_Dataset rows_
>>>>>
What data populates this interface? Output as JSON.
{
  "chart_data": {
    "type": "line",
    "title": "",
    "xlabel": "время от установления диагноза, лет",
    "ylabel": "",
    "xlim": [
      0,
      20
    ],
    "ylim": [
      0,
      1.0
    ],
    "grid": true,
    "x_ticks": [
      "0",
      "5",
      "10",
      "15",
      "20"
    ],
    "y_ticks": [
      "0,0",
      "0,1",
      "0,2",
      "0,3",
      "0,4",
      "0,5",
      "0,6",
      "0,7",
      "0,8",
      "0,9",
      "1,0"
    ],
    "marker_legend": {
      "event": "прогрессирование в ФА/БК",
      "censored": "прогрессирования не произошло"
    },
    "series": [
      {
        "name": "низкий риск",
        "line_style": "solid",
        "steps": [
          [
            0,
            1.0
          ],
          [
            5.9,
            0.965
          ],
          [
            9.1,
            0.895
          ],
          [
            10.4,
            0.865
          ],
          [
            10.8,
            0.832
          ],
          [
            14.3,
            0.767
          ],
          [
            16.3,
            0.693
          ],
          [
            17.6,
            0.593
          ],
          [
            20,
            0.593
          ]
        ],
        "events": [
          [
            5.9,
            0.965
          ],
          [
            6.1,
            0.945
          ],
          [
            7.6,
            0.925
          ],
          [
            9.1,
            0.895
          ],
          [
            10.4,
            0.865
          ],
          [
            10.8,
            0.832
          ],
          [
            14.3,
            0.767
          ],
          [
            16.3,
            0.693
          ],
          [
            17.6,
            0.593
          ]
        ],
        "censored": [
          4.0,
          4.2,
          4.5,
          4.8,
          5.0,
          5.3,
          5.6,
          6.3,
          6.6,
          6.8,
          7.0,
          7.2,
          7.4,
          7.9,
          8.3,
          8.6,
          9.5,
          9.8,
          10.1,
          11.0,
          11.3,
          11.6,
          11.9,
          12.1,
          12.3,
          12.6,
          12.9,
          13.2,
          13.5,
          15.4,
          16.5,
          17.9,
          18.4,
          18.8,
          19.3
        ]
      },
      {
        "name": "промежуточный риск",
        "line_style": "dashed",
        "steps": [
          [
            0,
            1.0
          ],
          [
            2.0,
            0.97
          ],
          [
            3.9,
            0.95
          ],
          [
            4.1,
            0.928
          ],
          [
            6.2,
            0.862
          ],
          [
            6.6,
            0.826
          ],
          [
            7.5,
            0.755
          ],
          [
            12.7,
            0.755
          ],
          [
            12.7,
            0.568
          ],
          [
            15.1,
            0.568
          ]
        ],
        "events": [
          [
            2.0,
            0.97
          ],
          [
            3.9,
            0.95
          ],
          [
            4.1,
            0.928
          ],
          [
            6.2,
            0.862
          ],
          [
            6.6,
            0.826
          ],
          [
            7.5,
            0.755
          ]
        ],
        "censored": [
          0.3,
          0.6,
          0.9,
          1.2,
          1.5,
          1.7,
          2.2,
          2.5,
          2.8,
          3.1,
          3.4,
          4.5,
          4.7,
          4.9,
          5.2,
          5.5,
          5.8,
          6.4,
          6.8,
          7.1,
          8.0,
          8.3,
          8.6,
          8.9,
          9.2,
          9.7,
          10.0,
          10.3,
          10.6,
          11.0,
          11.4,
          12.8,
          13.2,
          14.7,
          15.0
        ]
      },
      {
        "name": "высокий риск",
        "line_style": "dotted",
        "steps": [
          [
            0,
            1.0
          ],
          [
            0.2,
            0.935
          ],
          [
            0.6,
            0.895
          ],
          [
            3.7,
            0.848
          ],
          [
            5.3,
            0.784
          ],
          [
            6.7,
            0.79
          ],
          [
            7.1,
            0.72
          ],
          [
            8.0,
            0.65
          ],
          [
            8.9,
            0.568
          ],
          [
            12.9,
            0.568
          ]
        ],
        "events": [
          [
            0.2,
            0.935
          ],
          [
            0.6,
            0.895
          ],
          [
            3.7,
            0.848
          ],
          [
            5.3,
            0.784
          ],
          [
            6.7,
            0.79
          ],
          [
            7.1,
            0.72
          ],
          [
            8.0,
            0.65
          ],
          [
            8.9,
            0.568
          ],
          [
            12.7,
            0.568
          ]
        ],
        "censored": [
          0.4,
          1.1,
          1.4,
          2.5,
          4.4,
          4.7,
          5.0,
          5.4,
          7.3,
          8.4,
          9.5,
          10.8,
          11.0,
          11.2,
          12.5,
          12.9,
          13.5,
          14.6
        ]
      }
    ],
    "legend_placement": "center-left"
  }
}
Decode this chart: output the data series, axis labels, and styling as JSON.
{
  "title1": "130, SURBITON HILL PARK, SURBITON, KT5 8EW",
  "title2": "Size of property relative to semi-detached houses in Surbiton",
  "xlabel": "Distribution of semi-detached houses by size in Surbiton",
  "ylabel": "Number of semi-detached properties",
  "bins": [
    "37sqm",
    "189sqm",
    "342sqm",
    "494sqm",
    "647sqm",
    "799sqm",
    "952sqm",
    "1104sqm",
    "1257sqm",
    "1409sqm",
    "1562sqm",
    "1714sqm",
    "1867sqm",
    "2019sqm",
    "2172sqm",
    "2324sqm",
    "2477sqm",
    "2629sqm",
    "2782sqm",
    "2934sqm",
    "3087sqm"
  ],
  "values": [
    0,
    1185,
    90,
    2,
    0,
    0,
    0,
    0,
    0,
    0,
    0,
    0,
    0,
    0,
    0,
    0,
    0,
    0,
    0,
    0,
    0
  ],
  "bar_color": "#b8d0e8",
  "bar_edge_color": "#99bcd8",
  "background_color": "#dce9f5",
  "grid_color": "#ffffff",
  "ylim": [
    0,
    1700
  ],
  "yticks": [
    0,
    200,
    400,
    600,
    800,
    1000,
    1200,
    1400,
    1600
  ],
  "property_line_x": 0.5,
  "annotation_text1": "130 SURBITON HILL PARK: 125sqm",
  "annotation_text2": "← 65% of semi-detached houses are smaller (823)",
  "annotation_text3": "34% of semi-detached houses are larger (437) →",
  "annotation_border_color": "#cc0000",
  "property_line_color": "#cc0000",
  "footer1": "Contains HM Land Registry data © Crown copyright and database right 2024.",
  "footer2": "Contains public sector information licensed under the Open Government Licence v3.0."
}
<<<<<
_Task statement_
Write out all of the records above exactly as they appear.

_Task result_
What data populates this interface? Output as JSON.
{
  "chart_data": {
    "type": "line",
    "title": "",
    "xlabel": "время от установления диагноза, лет",
    "ylabel": "",
    "xlim": [
      0,
      20
    ],
    "ylim": [
      0,
      1.0
    ],
    "grid": true,
    "x_ticks": [
      "0",
      "5",
      "10",
      "15",
      "20"
    ],
    "y_ticks": [
      "0,0",
      "0,1",
      "0,2",
      "0,3",
      "0,4",
      "0,5",
      "0,6",
      "0,7",
      "0,8",
      "0,9",
      "1,0"
    ],
    "marker_legend": {
      "event": "прогрессирование в ФА/БК",
      "censored": "прогрессирования не произошло"
    },
    "series": [
      {
        "name": "низкий риск",
        "line_style": "solid",
        "steps": [
          [
            0,
            1.0
          ],
          [
            5.9,
            0.965
          ],
          [
            9.1,
            0.895
          ],
          [
            10.4,
            0.865
          ],
          [
            10.8,
            0.832
          ],
          [
            14.3,
            0.767
          ],
          [
            16.3,
            0.693
          ],
          [
            17.6,
            0.593
          ],
          [
            20,
            0.593
          ]
        ],
        "events": [
          [
            5.9,
            0.965
          ],
          [
            6.1,
            0.945
          ],
          [
            7.6,
            0.925
          ],
          [
            9.1,
            0.895
          ],
          [
            10.4,
            0.865
          ],
          [
            10.8,
            0.832
          ],
          [
            14.3,
            0.767
          ],
          [
            16.3,
            0.693
          ],
          [
            17.6,
            0.593
          ]
        ],
        "censored": [
          4.0,
          4.2,
          4.5,
          4.8,
          5.0,
          5.3,
          5.6,
          6.3,
          6.6,
          6.8,
          7.0,
          7.2,
          7.4,
          7.9,
          8.3,
          8.6,
          9.5,
          9.8,
          10.1,
          11.0,
          11.3,
          11.6,
          11.9,
          12.1,
          12.3,
          12.6,
          12.9,
          13.2,
          13.5,
          15.4,
          16.5,
          17.9,
          18.4,
          18.8,
          19.3
        ]
      },
      {
        "name": "промежуточный риск",
        "line_style": "dashed",
        "steps": [
          [
            0,
            1.0
          ],
          [
            2.0,
            0.97
          ],
          [
            3.9,
            0.95
          ],
          [
            4.1,
            0.928
          ],
          [
            6.2,
            0.862
          ],
          [
            6.6,
            0.826
          ],
          [
            7.5,
            0.755
          ],
          [
            12.7,
            0.755
          ],
          [
            12.7,
            0.568
          ],
          [
            15.1,
            0.568
          ]
        ],
        "events": [
          [
            2.0,
            0.97
          ],
          [
            3.9,
            0.95
          ],
          [
            4.1,
            0.928
          ],
          [
            6.2,
            0.862
          ],
          [
            6.6,
            0.826
          ],
          [
            7.5,
            0.755
          ]
        ],
        "censored": [
          0.3,
          0.6,
          0.9,
          1.2,
          1.5,
          1.7,
          2.2,
          2.5,
          2.8,
          3.1,
          3.4,
          4.5,
          4.7,
          4.9,
          5.2,
          5.5,
          5.8,
          6.4,
          6.8,
          7.1,
          8.0,
          8.3,
          8.6,
          8.9,
          9.2,
          9.7,
          10.0,
          10.3,
          10.6,
          11.0,
          11.4,
          12.8,
          13.2,
          14.7,
          15.0
        ]
      },
      {
        "name": "высокий риск",
        "line_style": "dotted",
        "steps": [
          [
            0,
            1.0
          ],
          [
            0.2,
            0.935
          ],
          [
            0.6,
            0.895
          ],
          [
            3.7,
            0.848
          ],
          [
            5.3,
            0.784
          ],
          [
            6.7,
            0.79
          ],
          [
            7.1,
            0.72
          ],
          [
            8.0,
            0.65
          ],
          [
            8.9,
            0.568
          ],
          [
            12.9,
            0.568
          ]
        ],
        "events": [
          [
            0.2,
            0.935
          ],
          [
            0.6,
            0.895
          ],
          [
            3.7,
            0.848
          ],
          [
            5.3,
            0.784
          ],
          [
            6.7,
            0.79
          ],
          [
            7.1,
            0.72
          ],
          [
            8.0,
            0.65
          ],
          [
            8.9,
            0.568
          ],
          [
            12.7,
            0.568
          ]
        ],
        "censored": [
          0.4,
          1.1,
          1.4,
          2.5,
          4.4,
          4.7,
          5.0,
          5.4,
          7.3,
          8.4,
          9.5,
          10.8,
          11.0,
          11.2,
          12.5,
          12.9,
          13.5,
          14.6
        ]
      }
    ],
    "legend_placement": "center-left"
  }
}
Decode this chart: output the data series, axis labels, and styling as JSON.
{
  "title1": "130, SURBITON HILL PARK, SURBITON, KT5 8EW",
  "title2": "Size of property relative to semi-detached houses in Surbiton",
  "xlabel": "Distribution of semi-detached houses by size in Surbiton",
  "ylabel": "Number of semi-detached properties",
  "bins": [
    "37sqm",
    "189sqm",
    "342sqm",
    "494sqm",
    "647sqm",
    "799sqm",
    "952sqm",
    "1104sqm",
    "1257sqm",
    "1409sqm",
    "1562sqm",
    "1714sqm",
    "1867sqm",
    "2019sqm",
    "2172sqm",
    "2324sqm",
    "2477sqm",
    "2629sqm",
    "2782sqm",
    "2934sqm",
    "3087sqm"
  ],
  "values": [
    0,
    1185,
    90,
    2,
    0,
    0,
    0,
    0,
    0,
    0,
    0,
    0,
    0,
    0,
    0,
    0,
    0,
    0,
    0,
    0,
    0
  ],
  "bar_color": "#b8d0e8",
  "bar_edge_color": "#99bcd8",
  "background_color": "#dce9f5",
  "grid_color": "#ffffff",
  "ylim": [
    0,
    1700
  ],
  "yticks": [
    0,
    200,
    400,
    600,
    800,
    1000,
    1200,
    1400,
    1600
  ],
  "property_line_x": 0.5,
  "annotation_text1": "130 SURBITON HILL PARK: 125sqm",
  "annotation_text2": "← 65% of semi-detached houses are smaller (823)",
  "annotation_text3": "34% of semi-detached houses are larger (437) →",
  "annotation_border_color": "#cc0000",
  "property_line_color": "#cc0000",
  "footer1": "Contains HM Land Registry data © Crown copyright and database right 2024.",
  "footer2": "Contains public sector information licensed under the Open Government Licence v3.0."
}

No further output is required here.